● **Exercise material**:
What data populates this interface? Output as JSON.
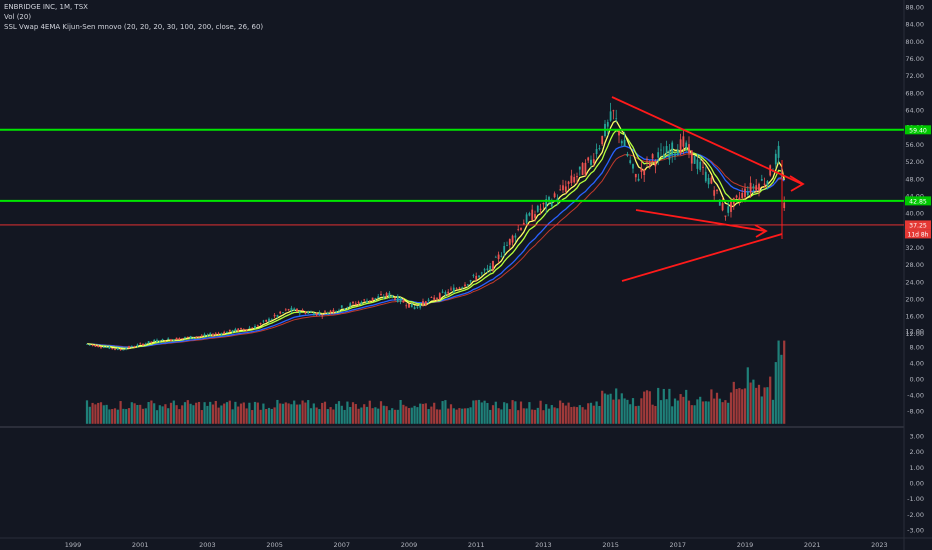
{
  "header": {
    "symbol_line": "ENBRIDGE INC, 1M, TSX",
    "volume_line": "Vol (20)",
    "indicator_line": "SSL Vwap 4EMA Kijun-Sen mnovo (20, 20, 20, 30, 100, 200, close, 26, 60)"
  },
  "colors": {
    "background": "#131722",
    "axis_text": "#b2b5be",
    "up": "#26a69a",
    "down": "#ef5350",
    "support_line": "#00e600",
    "annotation": "#ff1a1a",
    "ema_yellow": "#ffff66",
    "ema_green": "#b4ff3c",
    "ema_blue": "#2962ff",
    "ema_red": "#c0392b"
  },
  "chart_data": [
    {
      "type": "candlestick",
      "panel": "price",
      "title": "ENBRIDGE INC, 1M, TSX",
      "x_ticks": [
        "1999",
        "2001",
        "2003",
        "2005",
        "2007",
        "2009",
        "2011",
        "2013",
        "2015",
        "2017",
        "2019",
        "2021",
        "2023"
      ],
      "y_ticks": [
        "88.00",
        "84.00",
        "80.00",
        "76.00",
        "72.00",
        "68.00",
        "64.00",
        "60.00",
        "56.00",
        "52.00",
        "48.00",
        "44.00",
        "40.00",
        "36.00",
        "32.00",
        "28.00",
        "24.00",
        "20.00",
        "16.00",
        "12.00"
      ],
      "ylim": [
        12,
        90
      ],
      "anchors": [
        {
          "date": "1999-06",
          "price": 9.5
        },
        {
          "date": "2000-06",
          "price": 8.2
        },
        {
          "date": "2001-06",
          "price": 10.2
        },
        {
          "date": "2003-01",
          "price": 11.5
        },
        {
          "date": "2004-06",
          "price": 13.5
        },
        {
          "date": "2005-06",
          "price": 17.5
        },
        {
          "date": "2006-06",
          "price": 16.5
        },
        {
          "date": "2007-06",
          "price": 19.0
        },
        {
          "date": "2008-06",
          "price": 21.0
        },
        {
          "date": "2009-03",
          "price": 18.0
        },
        {
          "date": "2010-06",
          "price": 22.5
        },
        {
          "date": "2011-06",
          "price": 27.0
        },
        {
          "date": "2012-06",
          "price": 38.0
        },
        {
          "date": "2013-06",
          "price": 44.0
        },
        {
          "date": "2014-06",
          "price": 52.0
        },
        {
          "date": "2015-02",
          "price": 63.0
        },
        {
          "date": "2015-10",
          "price": 48.0
        },
        {
          "date": "2016-03",
          "price": 52.0
        },
        {
          "date": "2017-03",
          "price": 56.0
        },
        {
          "date": "2018-01",
          "price": 47.0
        },
        {
          "date": "2018-06",
          "price": 40.0
        },
        {
          "date": "2019-01",
          "price": 45.0
        },
        {
          "date": "2019-09",
          "price": 48.0
        },
        {
          "date": "2020-01",
          "price": 54.0
        },
        {
          "date": "2020-03",
          "price": 42.0
        }
      ],
      "horizontal_levels": [
        {
          "price": 59.4,
          "label": "59.40",
          "color": "#00e600"
        },
        {
          "price": 42.85,
          "label": "42.85",
          "color": "#00e600"
        },
        {
          "price": 37.25,
          "label": "37.25",
          "color": "#ff3333"
        }
      ],
      "last_bar_countdown": "11d 8h"
    },
    {
      "type": "bar",
      "panel": "volume",
      "title": "Vol (20)",
      "y_ticks": [
        "12.00",
        "8.00",
        "4.00",
        "0.00",
        "-4.00",
        "-8.00"
      ]
    },
    {
      "type": "line",
      "panel": "oscillator",
      "y_ticks": [
        "3.00",
        "2.00",
        "1.00",
        "0.00",
        "-1.00",
        "-2.00",
        "-3.00"
      ]
    }
  ]
}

● **Requirements**:
From the records above, pull out every line containing the word "ENBRIDGE".

● **Solution**:
    "symbol_line": "ENBRIDGE INC, 1M, TSX",
      "title": "ENBRIDGE INC, 1M, TSX",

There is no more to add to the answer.